WORK TO DO:
Look through the data below. Pick out the lines holding the string "structured".

RECORDED DATA:
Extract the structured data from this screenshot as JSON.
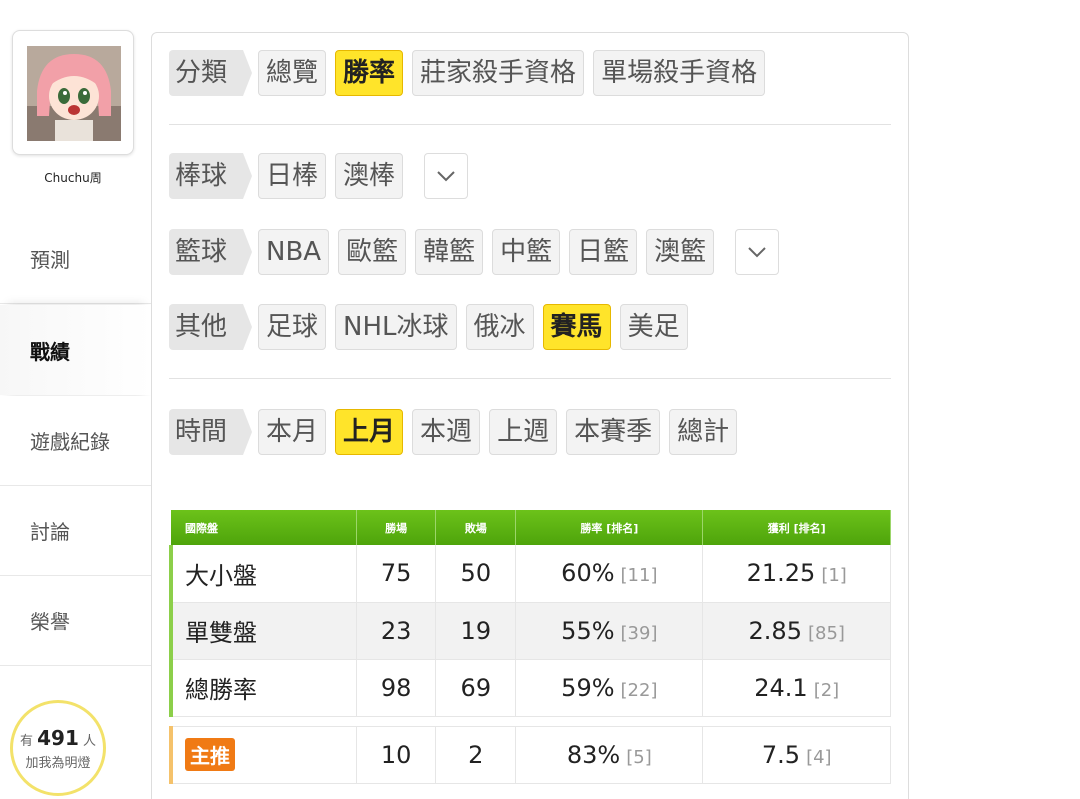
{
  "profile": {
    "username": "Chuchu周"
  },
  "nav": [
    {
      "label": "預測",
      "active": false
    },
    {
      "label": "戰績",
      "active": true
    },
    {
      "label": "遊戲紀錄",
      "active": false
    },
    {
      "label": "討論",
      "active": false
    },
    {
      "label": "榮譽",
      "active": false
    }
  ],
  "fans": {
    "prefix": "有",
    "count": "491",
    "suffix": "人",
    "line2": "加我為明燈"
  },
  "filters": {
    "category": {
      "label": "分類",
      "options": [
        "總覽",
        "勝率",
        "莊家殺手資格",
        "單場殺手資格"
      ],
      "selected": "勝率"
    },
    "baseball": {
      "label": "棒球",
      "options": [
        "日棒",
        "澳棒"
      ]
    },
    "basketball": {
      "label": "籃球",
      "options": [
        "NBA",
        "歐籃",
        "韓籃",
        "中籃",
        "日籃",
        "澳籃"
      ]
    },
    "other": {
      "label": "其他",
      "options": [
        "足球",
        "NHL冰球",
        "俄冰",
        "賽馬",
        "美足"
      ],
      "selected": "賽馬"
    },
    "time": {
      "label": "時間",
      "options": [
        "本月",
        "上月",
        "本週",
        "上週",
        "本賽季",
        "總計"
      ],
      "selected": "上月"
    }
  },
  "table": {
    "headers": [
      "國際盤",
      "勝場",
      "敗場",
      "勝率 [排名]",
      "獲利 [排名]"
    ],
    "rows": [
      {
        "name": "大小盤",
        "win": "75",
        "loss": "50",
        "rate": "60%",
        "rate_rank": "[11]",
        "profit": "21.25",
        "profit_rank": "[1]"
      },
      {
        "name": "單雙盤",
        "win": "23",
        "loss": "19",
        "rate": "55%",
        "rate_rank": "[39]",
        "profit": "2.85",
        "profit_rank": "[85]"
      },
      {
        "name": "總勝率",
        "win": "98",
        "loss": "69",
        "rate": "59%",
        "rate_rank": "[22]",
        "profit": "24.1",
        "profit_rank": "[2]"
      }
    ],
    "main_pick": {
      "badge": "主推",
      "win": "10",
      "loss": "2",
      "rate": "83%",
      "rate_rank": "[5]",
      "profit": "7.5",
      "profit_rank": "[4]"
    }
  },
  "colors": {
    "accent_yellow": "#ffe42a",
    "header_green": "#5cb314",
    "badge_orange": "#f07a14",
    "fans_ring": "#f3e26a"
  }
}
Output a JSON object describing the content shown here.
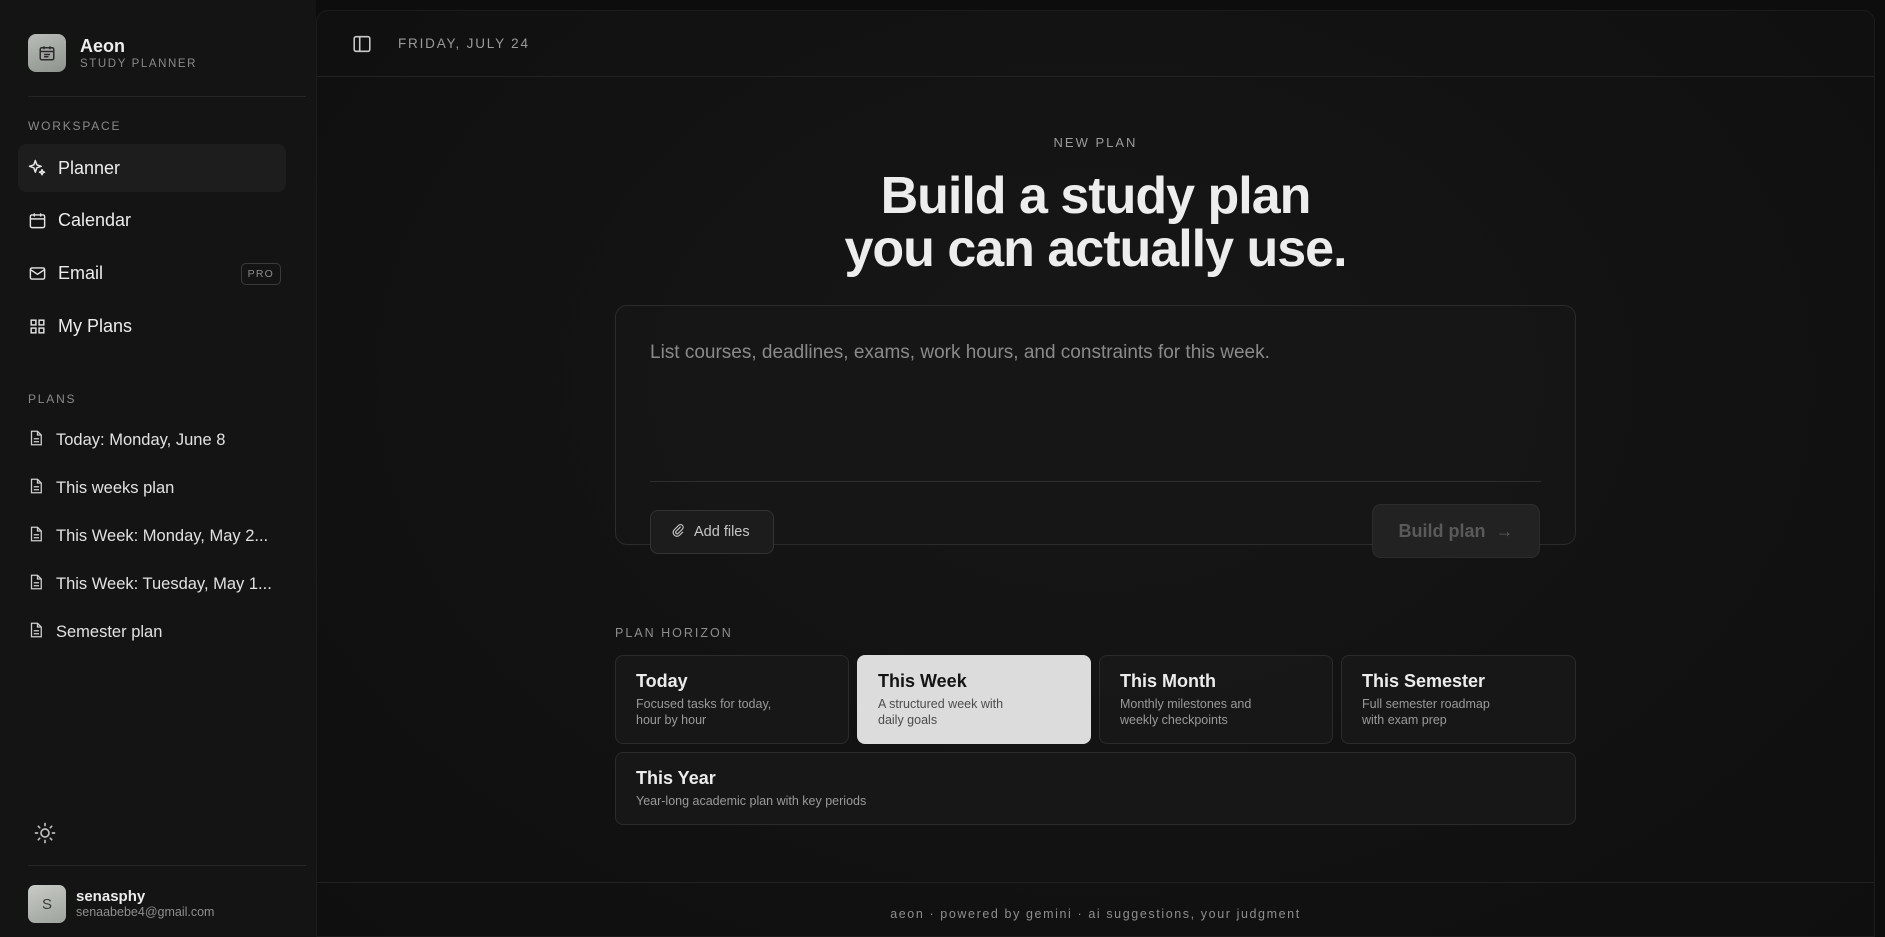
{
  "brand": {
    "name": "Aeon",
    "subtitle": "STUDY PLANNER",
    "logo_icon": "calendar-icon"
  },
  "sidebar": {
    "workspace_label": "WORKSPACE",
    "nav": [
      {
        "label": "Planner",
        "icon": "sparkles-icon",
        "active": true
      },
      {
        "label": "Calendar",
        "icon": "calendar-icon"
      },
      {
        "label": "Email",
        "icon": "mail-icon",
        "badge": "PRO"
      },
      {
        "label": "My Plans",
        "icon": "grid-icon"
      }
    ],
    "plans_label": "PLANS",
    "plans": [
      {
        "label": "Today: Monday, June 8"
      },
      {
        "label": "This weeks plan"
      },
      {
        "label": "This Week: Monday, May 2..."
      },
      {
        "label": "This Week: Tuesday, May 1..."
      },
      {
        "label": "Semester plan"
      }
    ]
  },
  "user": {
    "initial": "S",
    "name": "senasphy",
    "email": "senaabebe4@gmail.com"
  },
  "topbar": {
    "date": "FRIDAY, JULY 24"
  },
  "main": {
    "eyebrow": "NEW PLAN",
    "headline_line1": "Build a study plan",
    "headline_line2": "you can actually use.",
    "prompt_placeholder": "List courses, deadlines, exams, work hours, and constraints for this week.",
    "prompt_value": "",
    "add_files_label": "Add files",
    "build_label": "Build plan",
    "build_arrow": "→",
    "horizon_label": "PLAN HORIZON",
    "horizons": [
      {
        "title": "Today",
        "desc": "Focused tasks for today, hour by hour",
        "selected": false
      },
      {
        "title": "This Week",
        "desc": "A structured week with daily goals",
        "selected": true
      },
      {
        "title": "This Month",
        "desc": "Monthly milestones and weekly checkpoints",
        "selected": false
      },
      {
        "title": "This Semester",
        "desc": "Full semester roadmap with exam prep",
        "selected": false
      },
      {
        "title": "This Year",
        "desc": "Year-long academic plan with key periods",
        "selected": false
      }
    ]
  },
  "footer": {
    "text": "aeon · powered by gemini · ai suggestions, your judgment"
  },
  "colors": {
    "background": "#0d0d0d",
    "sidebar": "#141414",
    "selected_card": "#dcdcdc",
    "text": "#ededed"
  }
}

EXERCISE ANSWER:
Extract the structured data from this screenshot as JSON.
        "desc": "A structured week with daily goals",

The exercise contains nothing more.